What is required –
Take the records underneath and set them down exactly.
-- begin Data to process --
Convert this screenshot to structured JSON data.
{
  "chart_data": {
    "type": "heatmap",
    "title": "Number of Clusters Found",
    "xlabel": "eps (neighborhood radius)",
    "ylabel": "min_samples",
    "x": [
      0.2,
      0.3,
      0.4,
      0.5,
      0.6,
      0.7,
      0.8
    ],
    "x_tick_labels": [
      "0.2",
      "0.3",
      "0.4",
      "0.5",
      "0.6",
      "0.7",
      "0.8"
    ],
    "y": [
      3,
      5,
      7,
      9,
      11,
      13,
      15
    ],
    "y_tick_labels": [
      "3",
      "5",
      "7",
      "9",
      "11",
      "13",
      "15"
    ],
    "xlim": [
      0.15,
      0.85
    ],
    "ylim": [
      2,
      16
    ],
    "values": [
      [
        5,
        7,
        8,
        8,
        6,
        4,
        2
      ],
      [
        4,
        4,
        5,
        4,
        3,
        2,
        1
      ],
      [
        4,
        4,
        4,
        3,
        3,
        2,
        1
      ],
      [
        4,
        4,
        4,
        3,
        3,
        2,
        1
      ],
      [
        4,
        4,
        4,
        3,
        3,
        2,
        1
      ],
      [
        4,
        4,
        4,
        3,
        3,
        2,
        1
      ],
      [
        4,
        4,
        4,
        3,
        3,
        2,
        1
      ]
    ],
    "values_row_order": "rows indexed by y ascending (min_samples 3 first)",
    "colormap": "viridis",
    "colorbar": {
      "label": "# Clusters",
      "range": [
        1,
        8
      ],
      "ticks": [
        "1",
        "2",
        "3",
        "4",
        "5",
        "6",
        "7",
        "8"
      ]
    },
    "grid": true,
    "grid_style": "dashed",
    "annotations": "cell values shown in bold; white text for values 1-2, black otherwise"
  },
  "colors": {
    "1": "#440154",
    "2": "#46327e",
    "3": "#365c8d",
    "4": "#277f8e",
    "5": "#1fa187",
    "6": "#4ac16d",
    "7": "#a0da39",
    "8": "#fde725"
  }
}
-- end Data to process --
Written answer –
Convert this screenshot to structured JSON data.
{
  "chart_data": {
    "type": "heatmap",
    "title": "Number of Clusters Found",
    "xlabel": "eps (neighborhood radius)",
    "ylabel": "min_samples",
    "x": [
      0.2,
      0.3,
      0.4,
      0.5,
      0.6,
      0.7,
      0.8
    ],
    "x_tick_labels": [
      "0.2",
      "0.3",
      "0.4",
      "0.5",
      "0.6",
      "0.7",
      "0.8"
    ],
    "y": [
      3,
      5,
      7,
      9,
      11,
      13,
      15
    ],
    "y_tick_labels": [
      "3",
      "5",
      "7",
      "9",
      "11",
      "13",
      "15"
    ],
    "xlim": [
      0.15,
      0.85
    ],
    "ylim": [
      2,
      16
    ],
    "values": [
      [
        5,
        7,
        8,
        8,
        6,
        4,
        2
      ],
      [
        4,
        4,
        5,
        4,
        3,
        2,
        1
      ],
      [
        4,
        4,
        4,
        3,
        3,
        2,
        1
      ],
      [
        4,
        4,
        4,
        3,
        3,
        2,
        1
      ],
      [
        4,
        4,
        4,
        3,
        3,
        2,
        1
      ],
      [
        4,
        4,
        4,
        3,
        3,
        2,
        1
      ],
      [
        4,
        4,
        4,
        3,
        3,
        2,
        1
      ]
    ],
    "values_row_order": "rows indexed by y ascending (min_samples 3 first)",
    "colormap": "viridis",
    "colorbar": {
      "label": "# Clusters",
      "range": [
        1,
        8
      ],
      "ticks": [
        "1",
        "2",
        "3",
        "4",
        "5",
        "6",
        "7",
        "8"
      ]
    },
    "grid": true,
    "grid_style": "dashed",
    "annotations": "cell values shown in bold; white text for values 1-2, black otherwise"
  },
  "colors": {
    "1": "#440154",
    "2": "#46327e",
    "3": "#365c8d",
    "4": "#277f8e",
    "5": "#1fa187",
    "6": "#4ac16d",
    "7": "#a0da39",
    "8": "#fde725"
  }
}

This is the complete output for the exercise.